WHAT TO PRODUCE -
Work out how many lines hold the string "title". Give that number and nothing more.

======== RECORD LIST ========

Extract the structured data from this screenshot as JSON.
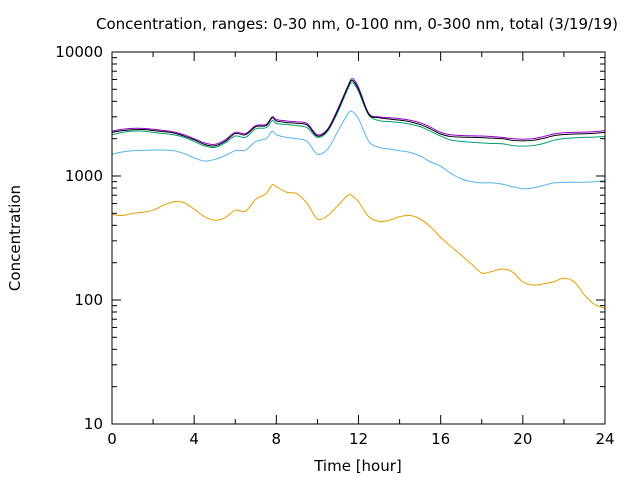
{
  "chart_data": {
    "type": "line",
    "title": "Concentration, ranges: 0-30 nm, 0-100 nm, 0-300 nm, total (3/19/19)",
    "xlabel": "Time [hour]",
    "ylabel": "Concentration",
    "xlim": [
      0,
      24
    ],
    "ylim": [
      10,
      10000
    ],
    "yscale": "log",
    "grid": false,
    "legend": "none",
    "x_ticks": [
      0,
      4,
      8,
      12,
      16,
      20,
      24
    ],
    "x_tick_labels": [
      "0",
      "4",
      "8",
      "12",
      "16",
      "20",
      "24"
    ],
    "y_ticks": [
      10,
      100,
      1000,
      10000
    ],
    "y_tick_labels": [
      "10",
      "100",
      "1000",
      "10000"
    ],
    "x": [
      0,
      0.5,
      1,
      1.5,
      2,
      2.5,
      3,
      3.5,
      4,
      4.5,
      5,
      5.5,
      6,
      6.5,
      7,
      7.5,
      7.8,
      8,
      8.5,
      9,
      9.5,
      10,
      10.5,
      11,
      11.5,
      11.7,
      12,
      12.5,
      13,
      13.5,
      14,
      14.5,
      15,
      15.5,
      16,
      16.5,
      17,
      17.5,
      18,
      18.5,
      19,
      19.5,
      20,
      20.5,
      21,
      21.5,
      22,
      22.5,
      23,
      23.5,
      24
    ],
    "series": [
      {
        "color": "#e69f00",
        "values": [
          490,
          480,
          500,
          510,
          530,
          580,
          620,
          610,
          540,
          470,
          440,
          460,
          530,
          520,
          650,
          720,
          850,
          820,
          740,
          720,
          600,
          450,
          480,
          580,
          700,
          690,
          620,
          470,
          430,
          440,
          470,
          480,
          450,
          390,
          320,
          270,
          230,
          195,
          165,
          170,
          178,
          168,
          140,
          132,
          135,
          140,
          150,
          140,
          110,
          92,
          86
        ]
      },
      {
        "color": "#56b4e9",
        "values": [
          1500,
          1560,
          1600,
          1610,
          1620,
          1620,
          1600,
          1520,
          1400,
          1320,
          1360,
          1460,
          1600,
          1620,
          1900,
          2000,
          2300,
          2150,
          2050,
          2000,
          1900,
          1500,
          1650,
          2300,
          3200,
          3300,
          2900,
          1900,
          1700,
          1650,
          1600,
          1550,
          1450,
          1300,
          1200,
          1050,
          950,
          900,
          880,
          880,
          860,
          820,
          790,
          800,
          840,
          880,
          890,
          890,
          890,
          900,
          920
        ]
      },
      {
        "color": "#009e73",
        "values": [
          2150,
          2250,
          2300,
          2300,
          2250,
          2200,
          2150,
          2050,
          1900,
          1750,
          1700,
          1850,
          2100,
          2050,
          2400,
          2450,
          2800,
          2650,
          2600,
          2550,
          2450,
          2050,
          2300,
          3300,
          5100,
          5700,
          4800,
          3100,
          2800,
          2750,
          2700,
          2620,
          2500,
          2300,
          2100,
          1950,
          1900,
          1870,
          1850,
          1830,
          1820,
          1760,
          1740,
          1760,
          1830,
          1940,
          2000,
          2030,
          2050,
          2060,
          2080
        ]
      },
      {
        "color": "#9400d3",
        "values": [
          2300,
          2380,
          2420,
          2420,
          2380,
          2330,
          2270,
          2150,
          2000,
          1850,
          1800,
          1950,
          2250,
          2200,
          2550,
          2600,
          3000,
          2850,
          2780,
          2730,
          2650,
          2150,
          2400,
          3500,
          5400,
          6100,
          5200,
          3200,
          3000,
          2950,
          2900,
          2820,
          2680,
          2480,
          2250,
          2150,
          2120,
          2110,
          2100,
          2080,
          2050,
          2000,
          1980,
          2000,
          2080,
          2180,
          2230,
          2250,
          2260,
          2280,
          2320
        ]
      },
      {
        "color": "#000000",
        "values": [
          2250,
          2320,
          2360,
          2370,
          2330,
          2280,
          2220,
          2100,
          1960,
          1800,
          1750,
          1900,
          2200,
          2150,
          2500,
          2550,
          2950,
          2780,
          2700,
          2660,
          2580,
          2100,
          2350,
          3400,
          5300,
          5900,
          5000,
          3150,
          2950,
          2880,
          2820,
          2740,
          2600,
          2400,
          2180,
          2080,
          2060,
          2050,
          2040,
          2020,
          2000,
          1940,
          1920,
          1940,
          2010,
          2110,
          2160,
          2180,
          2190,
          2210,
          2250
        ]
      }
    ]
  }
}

========
======== RECORD LIST ========

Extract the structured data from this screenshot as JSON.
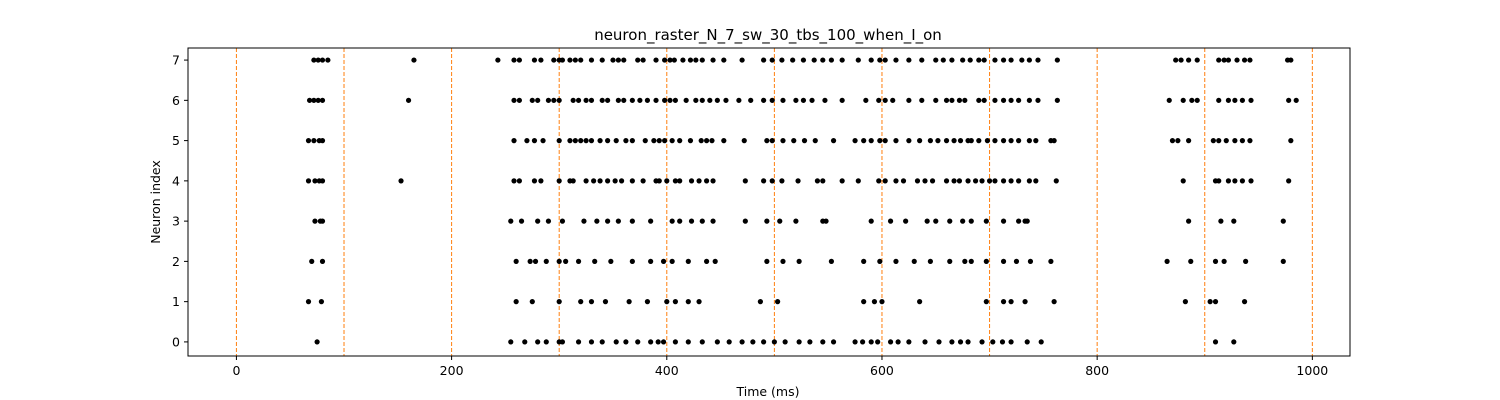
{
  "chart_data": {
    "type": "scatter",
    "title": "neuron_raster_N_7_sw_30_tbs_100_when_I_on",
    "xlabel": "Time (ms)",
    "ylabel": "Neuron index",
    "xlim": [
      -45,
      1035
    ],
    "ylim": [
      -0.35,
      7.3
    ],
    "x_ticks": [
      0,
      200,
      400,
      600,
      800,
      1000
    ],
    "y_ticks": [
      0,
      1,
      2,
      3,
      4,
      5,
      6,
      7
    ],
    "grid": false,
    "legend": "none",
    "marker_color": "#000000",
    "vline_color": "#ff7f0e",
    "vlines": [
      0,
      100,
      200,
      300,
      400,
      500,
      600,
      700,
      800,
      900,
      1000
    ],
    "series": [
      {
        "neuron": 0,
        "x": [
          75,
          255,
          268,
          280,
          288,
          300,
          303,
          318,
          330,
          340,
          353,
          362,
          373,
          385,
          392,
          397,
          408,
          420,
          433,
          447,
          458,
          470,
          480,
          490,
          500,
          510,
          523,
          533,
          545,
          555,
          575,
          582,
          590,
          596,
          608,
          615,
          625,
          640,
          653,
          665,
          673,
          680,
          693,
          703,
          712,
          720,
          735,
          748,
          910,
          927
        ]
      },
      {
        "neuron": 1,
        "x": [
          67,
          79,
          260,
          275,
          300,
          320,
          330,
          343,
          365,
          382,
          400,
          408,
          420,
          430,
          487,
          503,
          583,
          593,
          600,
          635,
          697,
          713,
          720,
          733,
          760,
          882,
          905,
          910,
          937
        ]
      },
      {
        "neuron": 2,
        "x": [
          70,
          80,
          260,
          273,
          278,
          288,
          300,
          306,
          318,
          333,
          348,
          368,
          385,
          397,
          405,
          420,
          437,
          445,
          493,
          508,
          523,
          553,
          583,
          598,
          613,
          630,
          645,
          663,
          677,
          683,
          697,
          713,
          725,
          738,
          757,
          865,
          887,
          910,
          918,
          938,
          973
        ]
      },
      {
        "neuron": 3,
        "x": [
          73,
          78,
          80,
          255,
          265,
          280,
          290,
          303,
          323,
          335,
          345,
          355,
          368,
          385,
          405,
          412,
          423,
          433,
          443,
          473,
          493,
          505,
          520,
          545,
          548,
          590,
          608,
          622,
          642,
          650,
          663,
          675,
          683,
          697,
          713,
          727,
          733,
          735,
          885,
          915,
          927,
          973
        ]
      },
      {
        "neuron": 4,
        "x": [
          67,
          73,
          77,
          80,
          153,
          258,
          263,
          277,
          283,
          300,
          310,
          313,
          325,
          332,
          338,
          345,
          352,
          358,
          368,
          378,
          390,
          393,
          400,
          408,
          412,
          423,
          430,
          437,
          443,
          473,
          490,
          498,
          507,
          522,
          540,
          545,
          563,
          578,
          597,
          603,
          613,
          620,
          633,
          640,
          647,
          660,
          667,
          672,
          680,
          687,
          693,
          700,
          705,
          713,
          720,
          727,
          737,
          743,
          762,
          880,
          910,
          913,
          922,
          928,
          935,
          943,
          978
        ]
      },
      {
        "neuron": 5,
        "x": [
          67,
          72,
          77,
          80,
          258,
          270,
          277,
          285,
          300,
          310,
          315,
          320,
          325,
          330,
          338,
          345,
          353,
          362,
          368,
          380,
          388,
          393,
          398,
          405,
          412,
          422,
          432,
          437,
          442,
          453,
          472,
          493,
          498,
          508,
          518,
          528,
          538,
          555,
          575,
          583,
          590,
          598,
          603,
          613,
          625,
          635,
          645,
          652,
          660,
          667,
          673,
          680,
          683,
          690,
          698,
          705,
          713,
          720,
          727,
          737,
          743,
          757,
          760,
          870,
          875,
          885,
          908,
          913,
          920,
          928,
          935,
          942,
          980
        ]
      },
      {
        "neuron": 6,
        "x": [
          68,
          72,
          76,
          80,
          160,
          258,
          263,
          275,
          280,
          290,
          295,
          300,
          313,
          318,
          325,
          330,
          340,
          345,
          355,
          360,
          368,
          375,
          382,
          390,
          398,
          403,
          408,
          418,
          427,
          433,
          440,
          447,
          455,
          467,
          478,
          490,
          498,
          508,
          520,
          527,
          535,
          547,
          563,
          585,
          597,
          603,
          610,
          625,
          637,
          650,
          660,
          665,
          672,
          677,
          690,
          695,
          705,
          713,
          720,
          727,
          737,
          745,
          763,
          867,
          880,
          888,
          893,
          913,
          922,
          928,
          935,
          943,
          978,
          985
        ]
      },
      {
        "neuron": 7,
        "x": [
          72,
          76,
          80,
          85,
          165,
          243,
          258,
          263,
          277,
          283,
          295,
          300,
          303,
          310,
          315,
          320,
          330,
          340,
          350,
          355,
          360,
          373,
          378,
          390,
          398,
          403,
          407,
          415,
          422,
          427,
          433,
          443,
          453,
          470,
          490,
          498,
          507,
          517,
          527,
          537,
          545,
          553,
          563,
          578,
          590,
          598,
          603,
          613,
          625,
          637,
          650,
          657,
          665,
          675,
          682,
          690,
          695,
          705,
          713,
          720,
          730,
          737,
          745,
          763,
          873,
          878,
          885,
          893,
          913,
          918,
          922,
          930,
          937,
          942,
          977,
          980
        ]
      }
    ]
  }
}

========

RESULT BELOW -
2